== Set task ==
Give only the number of lines in these records that contain the word "https".

== Provided information ==
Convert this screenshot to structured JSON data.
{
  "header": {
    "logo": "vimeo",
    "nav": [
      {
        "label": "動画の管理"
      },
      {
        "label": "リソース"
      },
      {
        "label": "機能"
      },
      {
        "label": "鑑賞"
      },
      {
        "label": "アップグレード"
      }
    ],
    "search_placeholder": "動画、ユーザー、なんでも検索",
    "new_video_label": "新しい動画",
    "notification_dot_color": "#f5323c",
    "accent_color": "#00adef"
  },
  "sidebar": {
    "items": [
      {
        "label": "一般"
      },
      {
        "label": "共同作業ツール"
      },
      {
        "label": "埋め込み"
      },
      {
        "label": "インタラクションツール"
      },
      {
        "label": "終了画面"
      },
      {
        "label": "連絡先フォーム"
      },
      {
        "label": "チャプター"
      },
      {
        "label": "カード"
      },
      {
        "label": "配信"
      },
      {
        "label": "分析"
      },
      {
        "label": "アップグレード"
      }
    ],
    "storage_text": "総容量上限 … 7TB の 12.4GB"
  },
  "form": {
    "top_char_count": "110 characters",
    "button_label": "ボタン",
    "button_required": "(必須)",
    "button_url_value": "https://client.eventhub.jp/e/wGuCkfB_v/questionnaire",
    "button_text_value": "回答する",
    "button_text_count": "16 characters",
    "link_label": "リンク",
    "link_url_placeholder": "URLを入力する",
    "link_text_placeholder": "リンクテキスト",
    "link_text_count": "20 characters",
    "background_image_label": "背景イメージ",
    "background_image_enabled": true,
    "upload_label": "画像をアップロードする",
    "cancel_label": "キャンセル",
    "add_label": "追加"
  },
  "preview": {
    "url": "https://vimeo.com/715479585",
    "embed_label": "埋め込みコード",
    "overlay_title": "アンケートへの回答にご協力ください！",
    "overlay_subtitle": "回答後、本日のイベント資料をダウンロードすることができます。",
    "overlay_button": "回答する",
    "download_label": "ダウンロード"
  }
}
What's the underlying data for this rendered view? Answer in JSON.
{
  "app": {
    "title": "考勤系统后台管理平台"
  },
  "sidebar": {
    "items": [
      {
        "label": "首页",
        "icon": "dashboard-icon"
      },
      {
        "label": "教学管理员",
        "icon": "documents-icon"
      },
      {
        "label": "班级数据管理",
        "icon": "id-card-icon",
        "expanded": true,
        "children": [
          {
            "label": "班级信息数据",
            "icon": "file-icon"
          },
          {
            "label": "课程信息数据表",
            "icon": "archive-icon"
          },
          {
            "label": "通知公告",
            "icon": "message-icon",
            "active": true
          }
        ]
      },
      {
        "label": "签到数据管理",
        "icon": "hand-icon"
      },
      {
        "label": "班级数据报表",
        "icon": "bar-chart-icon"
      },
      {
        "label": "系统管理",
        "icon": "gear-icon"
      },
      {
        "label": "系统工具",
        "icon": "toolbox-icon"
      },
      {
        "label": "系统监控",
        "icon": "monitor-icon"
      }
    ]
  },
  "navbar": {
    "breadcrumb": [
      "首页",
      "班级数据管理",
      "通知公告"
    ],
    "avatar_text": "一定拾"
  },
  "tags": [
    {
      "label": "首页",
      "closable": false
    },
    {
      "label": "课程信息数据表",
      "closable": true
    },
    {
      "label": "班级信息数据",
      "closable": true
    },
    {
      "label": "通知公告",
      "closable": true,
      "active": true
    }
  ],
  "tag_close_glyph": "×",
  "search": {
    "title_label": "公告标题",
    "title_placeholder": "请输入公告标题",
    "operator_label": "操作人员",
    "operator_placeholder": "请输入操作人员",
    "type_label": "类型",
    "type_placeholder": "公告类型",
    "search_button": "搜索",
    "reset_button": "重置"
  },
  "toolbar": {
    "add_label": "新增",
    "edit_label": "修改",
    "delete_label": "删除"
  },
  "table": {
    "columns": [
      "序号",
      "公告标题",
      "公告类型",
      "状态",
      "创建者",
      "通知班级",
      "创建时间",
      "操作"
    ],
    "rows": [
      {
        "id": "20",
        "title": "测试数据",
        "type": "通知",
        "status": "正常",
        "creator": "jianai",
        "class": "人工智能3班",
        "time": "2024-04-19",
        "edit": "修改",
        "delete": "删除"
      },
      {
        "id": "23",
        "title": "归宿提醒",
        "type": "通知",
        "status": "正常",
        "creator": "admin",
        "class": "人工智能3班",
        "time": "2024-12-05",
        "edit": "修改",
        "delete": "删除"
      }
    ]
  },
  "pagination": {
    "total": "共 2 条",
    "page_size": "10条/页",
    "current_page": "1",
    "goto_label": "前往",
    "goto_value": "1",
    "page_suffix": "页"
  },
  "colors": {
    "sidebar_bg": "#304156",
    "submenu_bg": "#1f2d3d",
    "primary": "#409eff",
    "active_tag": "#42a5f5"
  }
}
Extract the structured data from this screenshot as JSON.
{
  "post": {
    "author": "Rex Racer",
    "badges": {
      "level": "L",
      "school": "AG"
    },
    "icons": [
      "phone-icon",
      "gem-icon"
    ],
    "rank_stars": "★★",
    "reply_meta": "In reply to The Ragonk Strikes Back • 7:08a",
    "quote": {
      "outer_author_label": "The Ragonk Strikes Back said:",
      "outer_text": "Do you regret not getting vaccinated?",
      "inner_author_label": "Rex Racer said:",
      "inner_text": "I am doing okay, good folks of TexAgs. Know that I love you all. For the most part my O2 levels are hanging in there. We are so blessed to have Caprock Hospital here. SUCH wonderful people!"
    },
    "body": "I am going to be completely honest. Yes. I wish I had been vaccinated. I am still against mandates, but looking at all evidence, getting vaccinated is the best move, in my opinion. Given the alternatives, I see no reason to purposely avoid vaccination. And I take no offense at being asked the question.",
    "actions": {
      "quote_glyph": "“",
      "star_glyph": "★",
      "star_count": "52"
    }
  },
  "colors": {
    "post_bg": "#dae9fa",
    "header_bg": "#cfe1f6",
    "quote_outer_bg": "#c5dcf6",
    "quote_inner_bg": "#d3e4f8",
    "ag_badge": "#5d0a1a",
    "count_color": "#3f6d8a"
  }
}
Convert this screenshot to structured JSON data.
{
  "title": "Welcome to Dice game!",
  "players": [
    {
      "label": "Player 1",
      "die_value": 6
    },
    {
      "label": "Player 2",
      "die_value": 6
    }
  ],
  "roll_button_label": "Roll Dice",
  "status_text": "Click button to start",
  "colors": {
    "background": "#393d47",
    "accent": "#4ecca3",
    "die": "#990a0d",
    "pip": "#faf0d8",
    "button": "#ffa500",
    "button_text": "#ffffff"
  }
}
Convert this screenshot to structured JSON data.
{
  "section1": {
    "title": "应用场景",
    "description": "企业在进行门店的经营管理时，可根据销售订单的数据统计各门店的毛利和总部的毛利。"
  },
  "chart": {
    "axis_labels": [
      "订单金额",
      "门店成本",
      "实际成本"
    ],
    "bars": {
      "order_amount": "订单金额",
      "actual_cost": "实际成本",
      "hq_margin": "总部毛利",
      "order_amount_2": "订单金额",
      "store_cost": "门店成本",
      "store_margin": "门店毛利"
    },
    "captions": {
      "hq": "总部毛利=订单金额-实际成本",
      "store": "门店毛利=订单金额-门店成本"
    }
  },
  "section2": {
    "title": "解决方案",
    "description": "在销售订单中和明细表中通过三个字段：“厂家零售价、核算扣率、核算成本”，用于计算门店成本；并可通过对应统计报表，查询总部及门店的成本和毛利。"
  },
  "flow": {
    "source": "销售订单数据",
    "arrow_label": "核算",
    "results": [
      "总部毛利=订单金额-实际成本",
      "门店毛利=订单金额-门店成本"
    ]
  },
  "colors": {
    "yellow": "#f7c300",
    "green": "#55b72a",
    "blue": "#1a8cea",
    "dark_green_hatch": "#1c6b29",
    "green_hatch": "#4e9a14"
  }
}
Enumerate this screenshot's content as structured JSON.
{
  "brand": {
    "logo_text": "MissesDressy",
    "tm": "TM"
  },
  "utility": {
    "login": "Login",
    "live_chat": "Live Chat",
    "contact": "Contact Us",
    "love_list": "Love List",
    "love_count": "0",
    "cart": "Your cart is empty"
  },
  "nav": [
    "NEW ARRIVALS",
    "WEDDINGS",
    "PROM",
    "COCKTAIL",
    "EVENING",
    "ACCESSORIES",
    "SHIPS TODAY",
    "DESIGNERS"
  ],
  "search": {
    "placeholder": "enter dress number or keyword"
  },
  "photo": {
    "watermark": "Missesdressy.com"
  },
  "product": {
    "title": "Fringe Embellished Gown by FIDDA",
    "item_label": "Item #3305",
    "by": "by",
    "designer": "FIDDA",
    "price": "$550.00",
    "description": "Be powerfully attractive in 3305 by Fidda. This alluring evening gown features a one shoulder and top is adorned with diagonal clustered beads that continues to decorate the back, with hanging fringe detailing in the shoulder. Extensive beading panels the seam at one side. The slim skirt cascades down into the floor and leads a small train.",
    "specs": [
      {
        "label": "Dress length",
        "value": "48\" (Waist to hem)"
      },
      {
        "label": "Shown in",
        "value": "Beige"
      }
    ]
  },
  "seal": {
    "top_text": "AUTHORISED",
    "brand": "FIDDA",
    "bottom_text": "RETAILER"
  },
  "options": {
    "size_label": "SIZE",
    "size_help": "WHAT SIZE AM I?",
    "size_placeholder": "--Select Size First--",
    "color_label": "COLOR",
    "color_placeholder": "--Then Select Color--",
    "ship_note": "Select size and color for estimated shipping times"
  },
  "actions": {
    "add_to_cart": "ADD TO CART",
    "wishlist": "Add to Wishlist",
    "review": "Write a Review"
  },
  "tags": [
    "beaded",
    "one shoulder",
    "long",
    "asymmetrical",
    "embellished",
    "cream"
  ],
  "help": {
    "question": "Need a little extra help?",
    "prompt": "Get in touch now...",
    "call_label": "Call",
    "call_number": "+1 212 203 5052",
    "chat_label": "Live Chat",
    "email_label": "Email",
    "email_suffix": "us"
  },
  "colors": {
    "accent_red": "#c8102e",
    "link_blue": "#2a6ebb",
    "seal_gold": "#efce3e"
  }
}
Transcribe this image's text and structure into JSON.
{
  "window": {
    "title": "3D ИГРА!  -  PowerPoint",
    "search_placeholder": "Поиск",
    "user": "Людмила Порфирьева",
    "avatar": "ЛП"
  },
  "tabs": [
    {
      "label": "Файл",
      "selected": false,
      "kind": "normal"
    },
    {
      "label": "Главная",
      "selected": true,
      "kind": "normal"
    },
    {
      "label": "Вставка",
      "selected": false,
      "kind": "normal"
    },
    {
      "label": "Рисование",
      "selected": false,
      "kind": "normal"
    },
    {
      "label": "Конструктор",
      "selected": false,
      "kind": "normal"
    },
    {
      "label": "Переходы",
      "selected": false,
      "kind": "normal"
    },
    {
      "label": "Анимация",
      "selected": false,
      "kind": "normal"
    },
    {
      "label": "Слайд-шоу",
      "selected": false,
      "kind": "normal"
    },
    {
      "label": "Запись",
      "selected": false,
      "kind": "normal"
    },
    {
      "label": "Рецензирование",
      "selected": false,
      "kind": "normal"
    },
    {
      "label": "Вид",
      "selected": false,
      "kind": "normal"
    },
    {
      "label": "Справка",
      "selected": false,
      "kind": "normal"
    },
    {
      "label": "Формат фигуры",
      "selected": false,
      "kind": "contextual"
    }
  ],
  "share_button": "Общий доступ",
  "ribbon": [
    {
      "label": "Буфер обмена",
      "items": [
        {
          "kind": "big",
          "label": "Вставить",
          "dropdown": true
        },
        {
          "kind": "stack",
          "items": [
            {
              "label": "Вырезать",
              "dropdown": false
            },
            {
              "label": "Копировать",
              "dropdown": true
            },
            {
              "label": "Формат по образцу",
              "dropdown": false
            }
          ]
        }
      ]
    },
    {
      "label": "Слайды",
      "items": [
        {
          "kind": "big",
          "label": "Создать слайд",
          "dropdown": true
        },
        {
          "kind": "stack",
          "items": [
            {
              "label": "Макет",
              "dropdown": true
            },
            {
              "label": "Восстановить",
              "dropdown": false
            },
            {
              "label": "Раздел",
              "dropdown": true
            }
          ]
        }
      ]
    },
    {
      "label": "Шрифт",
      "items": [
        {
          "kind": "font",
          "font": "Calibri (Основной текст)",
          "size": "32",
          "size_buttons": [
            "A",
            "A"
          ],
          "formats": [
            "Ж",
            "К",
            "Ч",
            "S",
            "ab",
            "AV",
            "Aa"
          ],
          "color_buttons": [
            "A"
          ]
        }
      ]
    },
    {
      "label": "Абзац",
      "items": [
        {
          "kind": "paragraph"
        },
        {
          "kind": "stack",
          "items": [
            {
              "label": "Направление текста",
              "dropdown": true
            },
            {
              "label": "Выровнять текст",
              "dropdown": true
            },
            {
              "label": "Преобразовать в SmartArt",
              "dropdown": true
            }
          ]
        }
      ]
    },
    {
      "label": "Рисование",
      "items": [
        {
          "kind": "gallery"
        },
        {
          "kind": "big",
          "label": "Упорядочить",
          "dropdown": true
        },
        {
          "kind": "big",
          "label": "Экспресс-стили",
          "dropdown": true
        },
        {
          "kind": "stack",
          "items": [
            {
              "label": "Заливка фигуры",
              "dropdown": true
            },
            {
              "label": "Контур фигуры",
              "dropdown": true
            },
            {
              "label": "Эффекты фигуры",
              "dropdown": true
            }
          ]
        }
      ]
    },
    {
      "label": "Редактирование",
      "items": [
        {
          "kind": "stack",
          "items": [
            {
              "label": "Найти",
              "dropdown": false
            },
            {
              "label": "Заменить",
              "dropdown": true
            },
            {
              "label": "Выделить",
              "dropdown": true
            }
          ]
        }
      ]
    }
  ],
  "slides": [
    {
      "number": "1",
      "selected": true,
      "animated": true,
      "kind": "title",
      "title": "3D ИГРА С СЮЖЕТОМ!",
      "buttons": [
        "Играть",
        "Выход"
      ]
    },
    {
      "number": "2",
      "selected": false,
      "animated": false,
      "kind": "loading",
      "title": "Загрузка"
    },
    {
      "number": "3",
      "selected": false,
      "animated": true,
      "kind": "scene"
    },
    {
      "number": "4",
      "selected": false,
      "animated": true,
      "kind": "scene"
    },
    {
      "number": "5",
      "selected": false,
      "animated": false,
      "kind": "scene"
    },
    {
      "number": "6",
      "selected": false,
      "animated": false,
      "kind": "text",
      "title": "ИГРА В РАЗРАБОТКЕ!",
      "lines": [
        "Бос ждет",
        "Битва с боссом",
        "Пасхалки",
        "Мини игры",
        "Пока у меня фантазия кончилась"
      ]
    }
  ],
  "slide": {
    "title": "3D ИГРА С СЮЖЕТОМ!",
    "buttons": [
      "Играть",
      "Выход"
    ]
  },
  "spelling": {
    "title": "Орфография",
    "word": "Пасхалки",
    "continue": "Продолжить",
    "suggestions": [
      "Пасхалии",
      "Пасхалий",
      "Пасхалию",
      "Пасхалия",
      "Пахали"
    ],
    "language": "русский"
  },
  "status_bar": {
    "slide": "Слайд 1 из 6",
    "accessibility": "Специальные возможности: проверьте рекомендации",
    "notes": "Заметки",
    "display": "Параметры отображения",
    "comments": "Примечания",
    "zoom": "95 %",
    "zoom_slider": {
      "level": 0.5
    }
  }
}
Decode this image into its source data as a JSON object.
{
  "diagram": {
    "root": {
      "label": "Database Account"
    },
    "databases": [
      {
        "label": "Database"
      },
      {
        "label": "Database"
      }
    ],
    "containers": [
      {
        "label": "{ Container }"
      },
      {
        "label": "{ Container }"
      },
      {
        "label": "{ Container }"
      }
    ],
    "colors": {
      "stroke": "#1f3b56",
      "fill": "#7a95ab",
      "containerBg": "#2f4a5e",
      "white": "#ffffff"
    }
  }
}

== Task response ==
2